Locate the string "icon" throughout the material and copy every line in which it occurs.
#### Dataset extract
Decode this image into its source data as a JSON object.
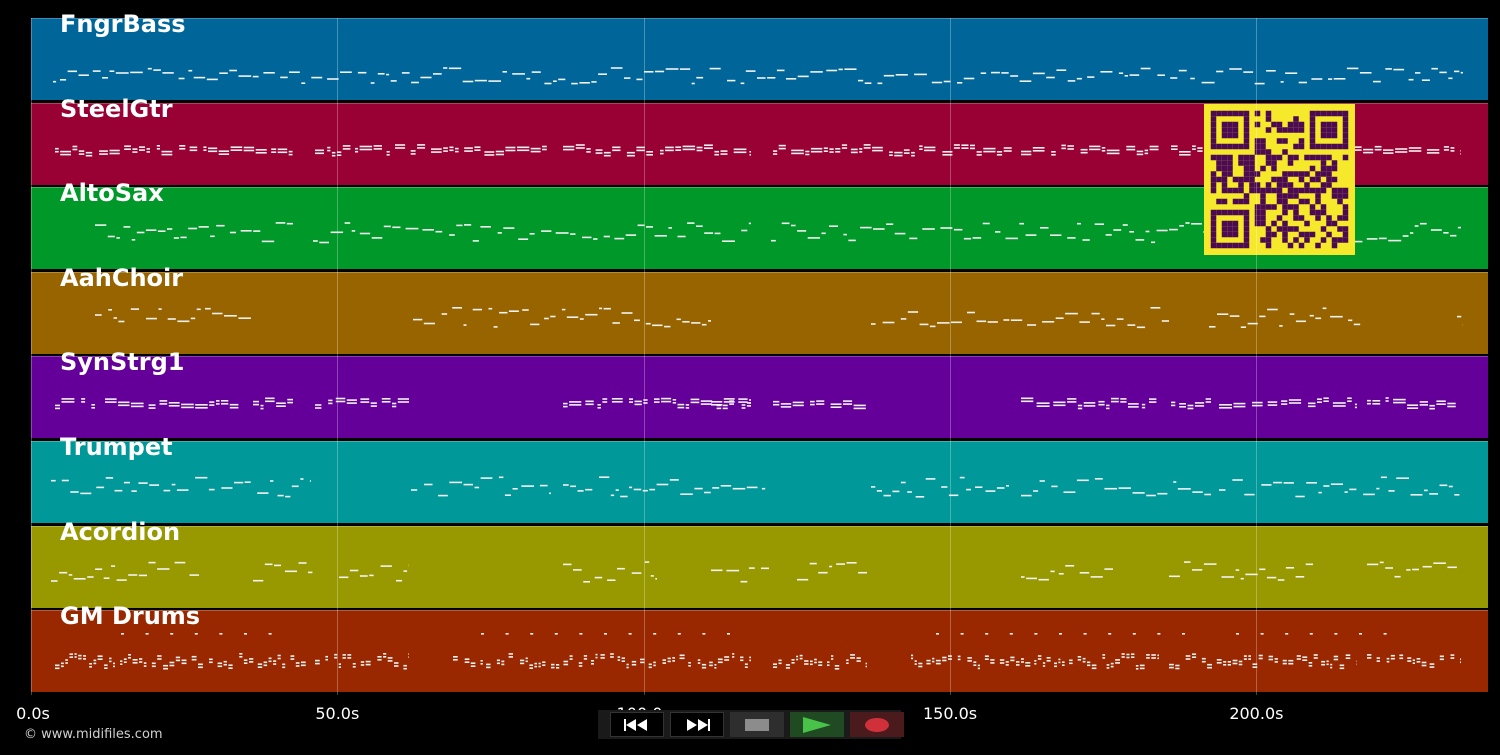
{
  "tracks": [
    {
      "name": "FngrBass",
      "color": "#00669a",
      "pattern": "bass"
    },
    {
      "name": "SteelGtr",
      "color": "#990033",
      "pattern": "chords"
    },
    {
      "name": "AltoSax",
      "color": "#009828",
      "pattern": "melody"
    },
    {
      "name": "AahChoir",
      "color": "#986400",
      "pattern": "melody-sparse"
    },
    {
      "name": "SynStrg1",
      "color": "#640099",
      "pattern": "pads"
    },
    {
      "name": "Trumpet",
      "color": "#009898",
      "pattern": "brass"
    },
    {
      "name": "Acordion",
      "color": "#989800",
      "pattern": "fills"
    },
    {
      "name": "GM Drums",
      "color": "#992800",
      "pattern": "drums"
    }
  ],
  "timeline": {
    "ticks": [
      "0.0s",
      "50.0s",
      "100.0s",
      "150.0s",
      "200.0s"
    ],
    "tick_seconds": [
      0,
      50,
      100,
      150,
      200
    ],
    "total_seconds": 237.8
  },
  "copyright": "© www.midifiles.com",
  "transport": {
    "rewind": {
      "icon": "rewind-icon"
    },
    "fast_forward": {
      "icon": "fast-forward-icon"
    },
    "stop": {
      "icon": "stop-icon"
    },
    "play": {
      "icon": "play-icon",
      "color": "#49c24a"
    },
    "record": {
      "icon": "record-icon",
      "color": "#d0303a"
    }
  },
  "qr_code": {
    "colors": {
      "foreground": "#4b0a52",
      "background": "#f6e82a"
    }
  }
}
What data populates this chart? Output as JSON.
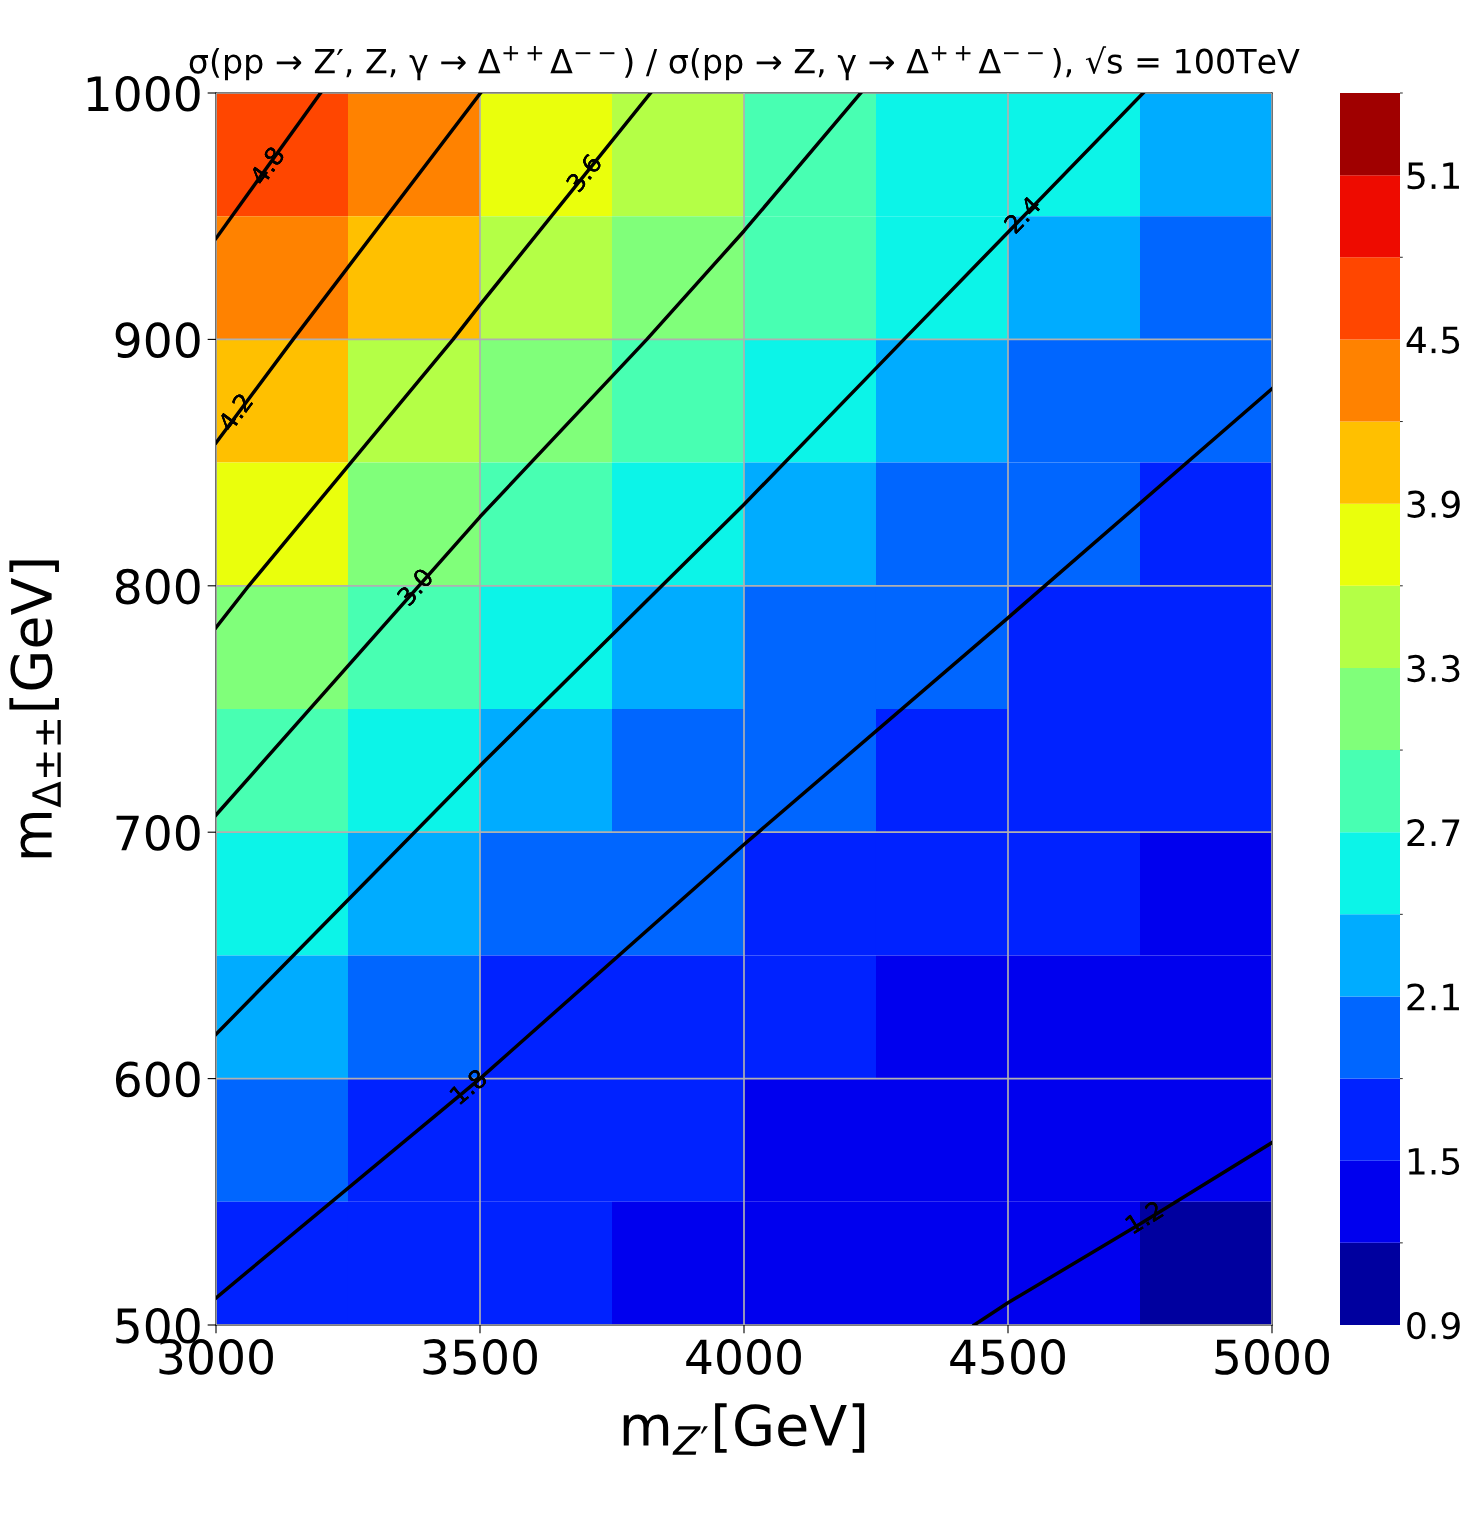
{
  "chart_data": {
    "type": "heatmap",
    "title": "σ(pp → Z′, Z, γ → Δ$^{++}$Δ$^{−−}$) / σ(pp → Z, γ → Δ$^{++}$Δ$^{−−}$), √s = 100TeV",
    "xlabel": "m$_{Z′}$[GeV]",
    "ylabel": "m$_{Δ±±}$[GeV]",
    "x": [
      3125,
      3375,
      3625,
      3875,
      4125,
      4375,
      4625,
      4875
    ],
    "y": [
      975,
      925,
      875,
      825,
      775,
      725,
      675,
      625,
      575,
      525
    ],
    "cells": [
      [
        4.78,
        4.27,
        3.79,
        3.36,
        2.99,
        2.69,
        2.42,
        2.22
      ],
      [
        4.42,
        3.91,
        3.45,
        3.05,
        2.73,
        2.44,
        2.23,
        2.04
      ],
      [
        4.06,
        3.55,
        3.12,
        2.77,
        2.46,
        2.23,
        2.04,
        1.86
      ],
      [
        3.67,
        3.2,
        2.81,
        2.49,
        2.24,
        2.04,
        1.85,
        1.74
      ],
      [
        3.29,
        2.86,
        2.52,
        2.25,
        2.03,
        1.84,
        1.72,
        1.64
      ],
      [
        2.92,
        2.56,
        2.26,
        2.03,
        1.83,
        1.71,
        1.62,
        1.54
      ],
      [
        2.59,
        2.28,
        2.03,
        1.81,
        1.7,
        1.6,
        1.52,
        1.44
      ],
      [
        2.29,
        2.03,
        1.79,
        1.68,
        1.58,
        1.49,
        1.41,
        1.34
      ],
      [
        2.02,
        1.79,
        1.67,
        1.56,
        1.47,
        1.38,
        1.31,
        1.23
      ],
      [
        1.77,
        1.65,
        1.54,
        1.44,
        1.35,
        1.27,
        1.2,
        1.13
      ]
    ],
    "clim": [
      0.9,
      5.4
    ],
    "cticks": [
      0.9,
      1.5,
      2.1,
      2.7,
      3.3,
      3.9,
      4.5,
      5.1
    ],
    "colors": [
      "#00009f",
      "#0000ee",
      "#0022ff",
      "#0066ff",
      "#00acff",
      "#0cf4e8",
      "#48ffb2",
      "#80ff7a",
      "#b4ff46",
      "#eaff0c",
      "#ffc000",
      "#ff8200",
      "#ff4600",
      "#ee0b00",
      "#a00000"
    ],
    "series": [
      {
        "type": "line",
        "color": "#000000",
        "x": [
          4436,
          4500,
          4750,
          5000
        ],
        "values": [
          500,
          509,
          541,
          574
        ]
      },
      {
        "type": "line",
        "color": "#000000",
        "x": [
          3000,
          3500,
          4000,
          4500,
          5000
        ],
        "values": [
          511,
          600,
          695,
          787,
          880
        ]
      },
      {
        "type": "line",
        "color": "#000000",
        "x": [
          3000,
          3500,
          4000,
          4303,
          4756
        ],
        "values": [
          618,
          727,
          833,
          900,
          1000
        ]
      },
      {
        "type": "line",
        "color": "#000000",
        "x": [
          3000,
          3500,
          3816,
          4000,
          4221
        ],
        "values": [
          707,
          828,
          900,
          944,
          1000
        ]
      },
      {
        "type": "line",
        "color": "#000000",
        "x": [
          3000,
          3062,
          3449,
          3500,
          3823
        ],
        "values": [
          783,
          800,
          900,
          914,
          1000
        ]
      },
      {
        "type": "line",
        "color": "#000000",
        "x": [
          3000,
          3146,
          3501
        ],
        "values": [
          858,
          900,
          1000
        ]
      },
      {
        "type": "line",
        "color": "#000000",
        "x": [
          3000,
          3198
        ],
        "values": [
          941,
          1000
        ]
      }
    ],
    "annotations": [
      {
        "text": "1.2",
        "x": 4760,
        "y": 543
      },
      {
        "text": "1.8",
        "x": 3480,
        "y": 596
      },
      {
        "text": "2.4",
        "x": 4530,
        "y": 950
      },
      {
        "text": "3.0",
        "x": 3380,
        "y": 799
      },
      {
        "text": "3.6",
        "x": 3700,
        "y": 967
      },
      {
        "text": "4.2",
        "x": 3040,
        "y": 870
      },
      {
        "text": "4.8",
        "x": 3100,
        "y": 970
      }
    ],
    "xlim": [
      3000,
      5000
    ],
    "ylim": [
      500,
      1000
    ],
    "xticks": [
      3000,
      3500,
      4000,
      4500,
      5000
    ],
    "yticks": [
      500,
      600,
      700,
      800,
      900,
      1000
    ],
    "grid": true
  }
}
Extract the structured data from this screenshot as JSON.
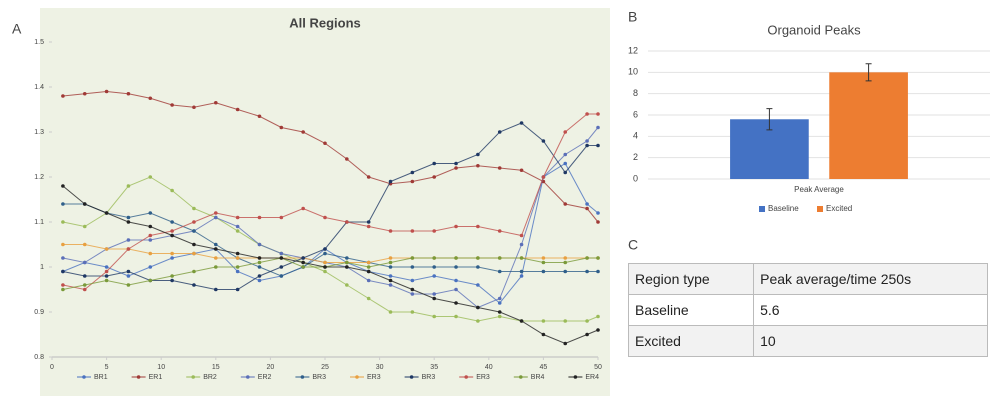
########
» Answer to this task
      "icon": "rewind-icon"
      "icon": "fast-forward-icon"
      "icon": "stop-icon"
      "icon": "play-icon",
      "icon": "record-icon",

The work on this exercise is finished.